_The problem_
Copy each line with the word "color" in it.

_Entries with figure data_
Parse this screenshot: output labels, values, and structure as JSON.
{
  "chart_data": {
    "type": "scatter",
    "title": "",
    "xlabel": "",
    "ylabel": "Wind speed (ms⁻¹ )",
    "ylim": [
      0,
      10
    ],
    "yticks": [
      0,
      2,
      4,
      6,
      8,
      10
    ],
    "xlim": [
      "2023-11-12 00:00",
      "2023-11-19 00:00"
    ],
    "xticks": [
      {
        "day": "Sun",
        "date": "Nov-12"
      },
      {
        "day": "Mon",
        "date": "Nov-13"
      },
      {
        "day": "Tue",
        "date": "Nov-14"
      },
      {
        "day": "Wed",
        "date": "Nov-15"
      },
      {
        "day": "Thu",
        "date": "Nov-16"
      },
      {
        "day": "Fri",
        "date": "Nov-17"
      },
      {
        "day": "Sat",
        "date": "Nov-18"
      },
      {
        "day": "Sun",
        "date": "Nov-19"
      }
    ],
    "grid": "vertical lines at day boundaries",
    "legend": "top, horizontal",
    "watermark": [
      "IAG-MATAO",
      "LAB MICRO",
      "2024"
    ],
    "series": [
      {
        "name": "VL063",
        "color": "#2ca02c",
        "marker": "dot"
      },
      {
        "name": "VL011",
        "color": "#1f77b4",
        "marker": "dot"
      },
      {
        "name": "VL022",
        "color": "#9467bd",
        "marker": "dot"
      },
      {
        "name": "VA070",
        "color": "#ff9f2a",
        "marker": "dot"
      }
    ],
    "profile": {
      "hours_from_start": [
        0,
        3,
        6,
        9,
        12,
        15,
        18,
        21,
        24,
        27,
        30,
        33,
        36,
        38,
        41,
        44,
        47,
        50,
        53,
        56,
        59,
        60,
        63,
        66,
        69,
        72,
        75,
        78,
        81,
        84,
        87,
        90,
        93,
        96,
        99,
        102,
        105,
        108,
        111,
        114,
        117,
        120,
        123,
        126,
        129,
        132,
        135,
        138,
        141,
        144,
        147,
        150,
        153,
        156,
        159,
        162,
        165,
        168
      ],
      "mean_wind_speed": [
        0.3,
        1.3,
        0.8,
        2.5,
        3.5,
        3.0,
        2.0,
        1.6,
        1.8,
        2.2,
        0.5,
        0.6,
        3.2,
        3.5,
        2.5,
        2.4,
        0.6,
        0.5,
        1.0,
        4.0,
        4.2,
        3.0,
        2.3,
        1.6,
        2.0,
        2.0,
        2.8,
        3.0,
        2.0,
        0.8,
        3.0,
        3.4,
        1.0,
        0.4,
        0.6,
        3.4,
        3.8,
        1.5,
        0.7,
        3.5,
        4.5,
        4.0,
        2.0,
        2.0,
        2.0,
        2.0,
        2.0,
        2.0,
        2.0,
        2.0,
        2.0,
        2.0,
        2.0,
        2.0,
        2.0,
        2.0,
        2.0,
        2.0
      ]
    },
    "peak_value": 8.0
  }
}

_Problem solution_
        "color": "#2ca02c",
        "color": "#1f77b4",
        "color": "#9467bd",
        "color": "#ff9f2a",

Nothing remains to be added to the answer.